'''

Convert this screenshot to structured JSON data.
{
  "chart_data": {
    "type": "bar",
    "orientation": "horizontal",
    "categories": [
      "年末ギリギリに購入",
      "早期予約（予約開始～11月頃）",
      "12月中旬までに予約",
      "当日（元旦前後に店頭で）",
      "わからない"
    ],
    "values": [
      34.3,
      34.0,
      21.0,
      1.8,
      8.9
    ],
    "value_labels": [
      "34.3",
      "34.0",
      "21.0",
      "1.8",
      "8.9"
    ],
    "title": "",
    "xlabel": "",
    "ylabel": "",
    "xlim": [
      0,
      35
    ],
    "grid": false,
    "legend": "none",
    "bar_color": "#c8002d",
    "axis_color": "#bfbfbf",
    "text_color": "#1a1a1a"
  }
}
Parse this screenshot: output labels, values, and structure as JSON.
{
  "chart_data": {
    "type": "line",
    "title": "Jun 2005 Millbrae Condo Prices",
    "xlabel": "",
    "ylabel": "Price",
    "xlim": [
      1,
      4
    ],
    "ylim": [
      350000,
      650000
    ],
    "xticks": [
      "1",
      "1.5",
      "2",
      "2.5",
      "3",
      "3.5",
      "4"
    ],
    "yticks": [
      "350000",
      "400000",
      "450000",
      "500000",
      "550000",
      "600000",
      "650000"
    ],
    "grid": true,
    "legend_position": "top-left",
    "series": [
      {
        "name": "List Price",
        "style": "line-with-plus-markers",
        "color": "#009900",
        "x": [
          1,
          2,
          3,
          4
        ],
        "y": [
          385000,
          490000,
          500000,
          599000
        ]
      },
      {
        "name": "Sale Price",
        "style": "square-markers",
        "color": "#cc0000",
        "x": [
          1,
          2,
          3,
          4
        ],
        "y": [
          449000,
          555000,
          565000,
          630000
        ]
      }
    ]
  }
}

'''
'''

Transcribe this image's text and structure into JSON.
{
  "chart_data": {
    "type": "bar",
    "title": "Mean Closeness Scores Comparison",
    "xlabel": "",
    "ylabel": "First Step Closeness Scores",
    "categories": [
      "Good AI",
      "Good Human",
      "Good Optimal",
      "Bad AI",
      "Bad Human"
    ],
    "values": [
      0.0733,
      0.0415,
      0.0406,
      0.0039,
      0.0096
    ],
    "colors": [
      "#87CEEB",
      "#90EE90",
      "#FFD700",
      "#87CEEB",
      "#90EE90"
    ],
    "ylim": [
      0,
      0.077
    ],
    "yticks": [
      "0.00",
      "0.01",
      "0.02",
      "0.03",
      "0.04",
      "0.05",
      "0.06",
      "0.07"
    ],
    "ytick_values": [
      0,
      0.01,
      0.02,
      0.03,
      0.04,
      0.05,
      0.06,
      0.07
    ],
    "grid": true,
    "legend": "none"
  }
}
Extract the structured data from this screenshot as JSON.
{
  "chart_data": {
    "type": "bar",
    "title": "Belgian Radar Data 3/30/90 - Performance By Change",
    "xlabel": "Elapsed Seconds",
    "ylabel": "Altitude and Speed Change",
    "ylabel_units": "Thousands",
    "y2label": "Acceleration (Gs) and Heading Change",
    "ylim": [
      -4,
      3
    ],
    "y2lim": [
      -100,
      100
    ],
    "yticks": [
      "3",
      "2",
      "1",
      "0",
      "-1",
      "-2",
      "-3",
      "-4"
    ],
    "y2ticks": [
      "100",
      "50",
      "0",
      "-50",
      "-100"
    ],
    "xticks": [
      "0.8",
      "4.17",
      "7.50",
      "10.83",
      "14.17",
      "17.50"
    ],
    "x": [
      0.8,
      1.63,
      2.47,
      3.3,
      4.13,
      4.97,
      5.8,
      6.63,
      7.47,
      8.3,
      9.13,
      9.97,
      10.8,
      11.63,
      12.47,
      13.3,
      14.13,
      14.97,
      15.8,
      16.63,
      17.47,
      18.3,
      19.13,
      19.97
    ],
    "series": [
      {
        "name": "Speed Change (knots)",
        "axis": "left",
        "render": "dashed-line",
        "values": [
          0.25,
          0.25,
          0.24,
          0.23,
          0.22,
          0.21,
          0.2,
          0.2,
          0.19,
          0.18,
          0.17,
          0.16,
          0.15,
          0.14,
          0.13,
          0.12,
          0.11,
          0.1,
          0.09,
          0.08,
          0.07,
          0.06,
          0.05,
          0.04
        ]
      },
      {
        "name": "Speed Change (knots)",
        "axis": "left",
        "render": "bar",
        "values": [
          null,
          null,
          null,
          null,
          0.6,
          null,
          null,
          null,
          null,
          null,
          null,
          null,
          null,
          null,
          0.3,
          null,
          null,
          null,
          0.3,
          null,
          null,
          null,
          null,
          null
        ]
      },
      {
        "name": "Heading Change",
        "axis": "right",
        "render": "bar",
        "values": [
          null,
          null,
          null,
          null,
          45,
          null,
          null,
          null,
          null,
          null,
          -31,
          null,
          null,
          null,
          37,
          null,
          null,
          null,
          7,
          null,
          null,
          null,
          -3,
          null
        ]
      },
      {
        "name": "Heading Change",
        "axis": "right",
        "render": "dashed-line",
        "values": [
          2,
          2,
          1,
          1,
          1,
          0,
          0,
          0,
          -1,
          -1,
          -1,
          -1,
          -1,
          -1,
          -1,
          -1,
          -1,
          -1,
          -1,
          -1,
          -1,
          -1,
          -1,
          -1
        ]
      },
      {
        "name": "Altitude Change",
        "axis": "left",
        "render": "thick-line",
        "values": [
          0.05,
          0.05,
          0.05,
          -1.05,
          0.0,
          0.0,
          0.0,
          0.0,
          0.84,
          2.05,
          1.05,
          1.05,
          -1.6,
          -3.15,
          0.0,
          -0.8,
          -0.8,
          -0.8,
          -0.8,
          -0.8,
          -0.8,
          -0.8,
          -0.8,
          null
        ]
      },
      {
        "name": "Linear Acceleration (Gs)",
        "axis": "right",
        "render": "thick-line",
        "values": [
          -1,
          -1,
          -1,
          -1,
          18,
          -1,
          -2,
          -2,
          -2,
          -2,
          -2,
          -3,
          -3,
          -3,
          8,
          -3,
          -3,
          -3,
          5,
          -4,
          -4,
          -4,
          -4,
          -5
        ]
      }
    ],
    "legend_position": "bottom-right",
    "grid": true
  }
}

'''

STATED PROBLEM:
Filter the records down to the lines that contain the string "Scores", and copy those lines.

SOLUTION TO THIS EXERCISE:
    "title": "Mean Closeness Scores Comparison",
    "ylabel": "First Step Closeness Scores",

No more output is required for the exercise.